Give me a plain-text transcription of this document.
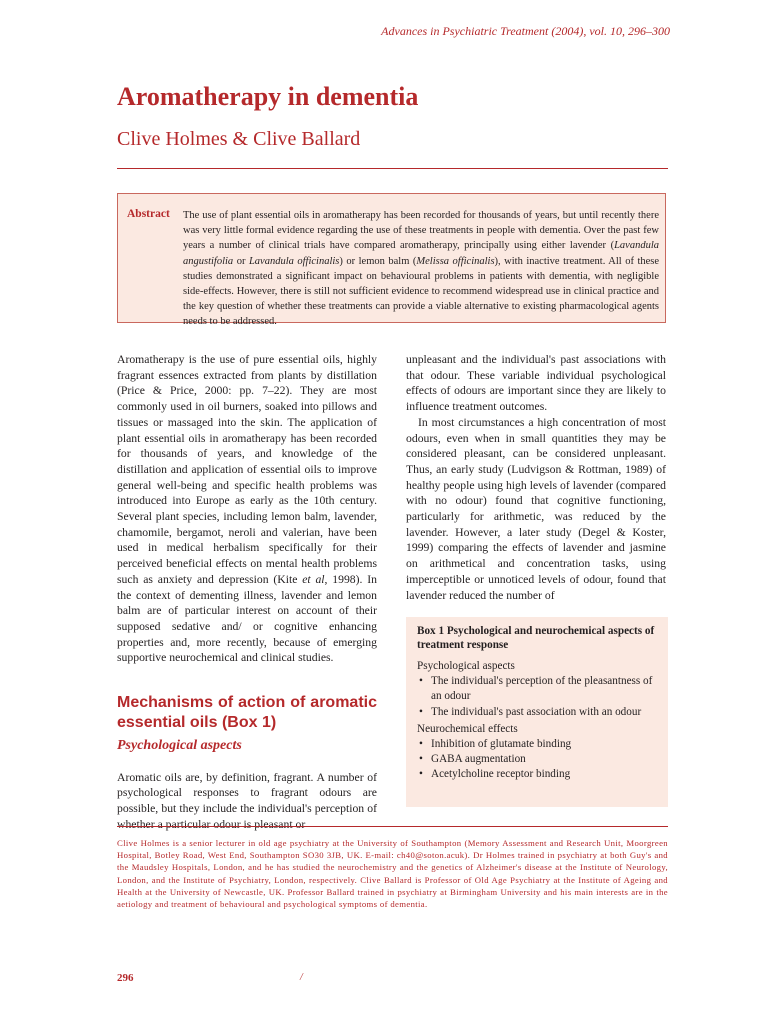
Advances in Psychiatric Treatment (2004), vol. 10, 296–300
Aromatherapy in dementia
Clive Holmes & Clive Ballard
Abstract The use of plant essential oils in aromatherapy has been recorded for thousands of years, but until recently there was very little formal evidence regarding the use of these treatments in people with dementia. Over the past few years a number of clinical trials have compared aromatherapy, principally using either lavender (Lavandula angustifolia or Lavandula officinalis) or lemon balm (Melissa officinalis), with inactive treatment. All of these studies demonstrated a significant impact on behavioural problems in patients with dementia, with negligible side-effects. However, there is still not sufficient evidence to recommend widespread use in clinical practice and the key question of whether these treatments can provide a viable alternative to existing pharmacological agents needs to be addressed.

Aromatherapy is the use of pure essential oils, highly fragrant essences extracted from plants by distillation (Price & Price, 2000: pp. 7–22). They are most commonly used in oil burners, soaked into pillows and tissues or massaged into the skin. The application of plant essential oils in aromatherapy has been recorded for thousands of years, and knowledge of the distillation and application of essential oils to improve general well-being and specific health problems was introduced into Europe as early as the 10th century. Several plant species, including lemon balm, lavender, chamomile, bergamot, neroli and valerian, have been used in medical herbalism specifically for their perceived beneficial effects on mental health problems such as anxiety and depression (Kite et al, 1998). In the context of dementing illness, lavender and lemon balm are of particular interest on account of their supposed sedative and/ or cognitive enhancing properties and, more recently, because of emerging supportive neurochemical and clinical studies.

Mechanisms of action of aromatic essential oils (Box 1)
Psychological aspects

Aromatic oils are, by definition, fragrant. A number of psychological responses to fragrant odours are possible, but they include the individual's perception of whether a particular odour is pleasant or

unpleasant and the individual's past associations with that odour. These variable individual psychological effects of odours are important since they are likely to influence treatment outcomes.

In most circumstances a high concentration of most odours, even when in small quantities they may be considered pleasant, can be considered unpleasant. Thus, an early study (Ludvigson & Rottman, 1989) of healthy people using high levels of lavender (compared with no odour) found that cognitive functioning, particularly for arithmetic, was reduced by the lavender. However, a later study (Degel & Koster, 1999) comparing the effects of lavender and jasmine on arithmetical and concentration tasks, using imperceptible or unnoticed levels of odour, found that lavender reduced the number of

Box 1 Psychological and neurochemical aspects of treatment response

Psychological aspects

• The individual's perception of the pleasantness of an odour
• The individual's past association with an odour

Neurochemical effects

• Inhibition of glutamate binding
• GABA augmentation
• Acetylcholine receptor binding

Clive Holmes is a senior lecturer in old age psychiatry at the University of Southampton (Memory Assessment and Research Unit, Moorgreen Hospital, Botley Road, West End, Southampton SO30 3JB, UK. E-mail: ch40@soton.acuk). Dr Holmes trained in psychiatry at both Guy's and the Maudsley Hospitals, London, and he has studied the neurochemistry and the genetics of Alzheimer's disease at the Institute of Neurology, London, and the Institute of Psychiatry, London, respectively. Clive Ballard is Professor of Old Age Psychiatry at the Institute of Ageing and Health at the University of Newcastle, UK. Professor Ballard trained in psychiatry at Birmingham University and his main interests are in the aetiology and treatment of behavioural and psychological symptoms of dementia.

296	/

|---|

Repeat the data in full, exactly as it stands, but drop every picture.

Give me a plain-text transcription of this document.
Advances in Psychiatric Treatment (2004), vol. 10, 296–300
Aromatherapy in dementia
Clive Holmes & Clive Ballard
Abstract The use of plant essential oils in aromatherapy has been recorded for thousands of years, but until recently there was very little formal evidence regarding the use of these treatments in people with dementia. Over the past few years a number of clinical trials have compared aromatherapy, principally using either lavender (Lavandula angustifolia or Lavandula officinalis) or lemon balm (Melissa officinalis), with inactive treatment. All of these studies demonstrated a significant impact on behavioural problems in patients with dementia, with negligible side-effects. However, there is still not sufficient evidence to recommend widespread use in clinical practice and the key question of whether these treatments can provide a viable alternative to existing pharmacological agents needs to be addressed.

Aromatherapy is the use of pure essential oils, highly fragrant essences extracted from plants by distillation (Price & Price, 2000: pp. 7–22). They are most commonly used in oil burners, soaked into pillows and tissues or massaged into the skin. The application of plant essential oils in aromatherapy has been recorded for thousands of years, and knowledge of the distillation and application of essential oils to improve general well-being and specific health problems was introduced into Europe as early as the 10th century. Several plant species, including lemon balm, lavender, chamomile, bergamot, neroli and valerian, have been used in medical herbalism specifically for their perceived beneficial effects on mental health problems such as anxiety and depression (Kite et al, 1998). In the context of dementing illness, lavender and lemon balm are of particular interest on account of their supposed sedative and/ or cognitive enhancing properties and, more recently, because of emerging supportive neurochemical and clinical studies.

Mechanisms of action of aromatic essential oils (Box 1)
Psychological aspects

Aromatic oils are, by definition, fragrant. A number of psychological responses to fragrant odours are possible, but they include the individual's perception of whether a particular odour is pleasant or

unpleasant and the individual's past associations with that odour. These variable individual psychological effects of odours are important since they are likely to influence treatment outcomes.

In most circumstances a high concentration of most odours, even when in small quantities they may be considered pleasant, can be considered unpleasant. Thus, an early study (Ludvigson & Rottman, 1989) of healthy people using high levels of lavender (compared with no odour) found that cognitive functioning, particularly for arithmetic, was reduced by the lavender. However, a later study (Degel & Koster, 1999) comparing the effects of lavender and jasmine on arithmetical and concentration tasks, using imperceptible or unnoticed levels of odour, found that lavender reduced the number of

Box 1 Psychological and neurochemical aspects of treatment response

Psychological aspects

• The individual's perception of the pleasantness of an odour
• The individual's past association with an odour

Neurochemical effects

• Inhibition of glutamate binding
• GABA augmentation
• Acetylcholine receptor binding

Clive Holmes is a senior lecturer in old age psychiatry at the University of Southampton (Memory Assessment and Research Unit, Moorgreen Hospital, Botley Road, West End, Southampton SO30 3JB, UK. E-mail: ch40@soton.acuk). Dr Holmes trained in psychiatry at both Guy's and the Maudsley Hospitals, London, and he has studied the neurochemistry and the genetics of Alzheimer's disease at the Institute of Neurology, London, and the Institute of Psychiatry, London, respectively. Clive Ballard is Professor of Old Age Psychiatry at the Institute of Ageing and Health at the University of Newcastle, UK. Professor Ballard trained in psychiatry at Birmingham University and his main interests are in the aetiology and treatment of behavioural and psychological symptoms of dementia.

296	/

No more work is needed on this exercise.